>> START THE RECORDS
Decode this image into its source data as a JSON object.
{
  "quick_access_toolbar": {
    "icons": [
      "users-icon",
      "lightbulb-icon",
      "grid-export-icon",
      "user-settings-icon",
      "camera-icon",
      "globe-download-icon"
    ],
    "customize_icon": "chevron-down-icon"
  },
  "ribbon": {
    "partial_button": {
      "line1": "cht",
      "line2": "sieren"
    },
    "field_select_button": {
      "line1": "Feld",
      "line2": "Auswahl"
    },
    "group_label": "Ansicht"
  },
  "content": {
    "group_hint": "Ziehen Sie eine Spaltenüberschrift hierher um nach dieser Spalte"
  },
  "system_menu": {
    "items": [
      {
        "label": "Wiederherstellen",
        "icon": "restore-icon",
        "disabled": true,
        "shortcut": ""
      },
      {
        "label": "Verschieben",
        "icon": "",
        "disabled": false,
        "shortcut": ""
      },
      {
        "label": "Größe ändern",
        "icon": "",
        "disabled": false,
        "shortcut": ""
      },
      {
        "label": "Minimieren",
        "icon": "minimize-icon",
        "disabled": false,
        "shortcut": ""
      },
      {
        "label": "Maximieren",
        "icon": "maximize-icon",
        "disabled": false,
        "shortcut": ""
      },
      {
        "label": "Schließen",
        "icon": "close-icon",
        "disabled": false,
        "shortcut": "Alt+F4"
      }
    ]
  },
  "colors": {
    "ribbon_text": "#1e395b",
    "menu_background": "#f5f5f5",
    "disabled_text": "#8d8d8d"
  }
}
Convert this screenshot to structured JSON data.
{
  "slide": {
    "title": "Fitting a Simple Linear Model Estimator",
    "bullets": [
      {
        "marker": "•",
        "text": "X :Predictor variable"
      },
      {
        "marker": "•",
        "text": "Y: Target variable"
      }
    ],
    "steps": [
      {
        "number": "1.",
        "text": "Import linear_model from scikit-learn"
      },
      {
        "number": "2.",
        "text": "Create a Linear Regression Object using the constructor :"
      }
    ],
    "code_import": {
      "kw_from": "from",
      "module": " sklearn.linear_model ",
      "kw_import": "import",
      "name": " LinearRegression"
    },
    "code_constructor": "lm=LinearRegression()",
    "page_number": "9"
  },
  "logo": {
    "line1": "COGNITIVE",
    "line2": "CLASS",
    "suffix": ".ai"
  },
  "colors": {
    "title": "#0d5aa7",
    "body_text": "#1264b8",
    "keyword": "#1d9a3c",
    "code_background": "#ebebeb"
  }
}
>> END THE RECORDS
Return each line with "this".

FULL SOLUTION
Decode this image into its source data as a JSON object.
Convert this screenshot to structured JSON data.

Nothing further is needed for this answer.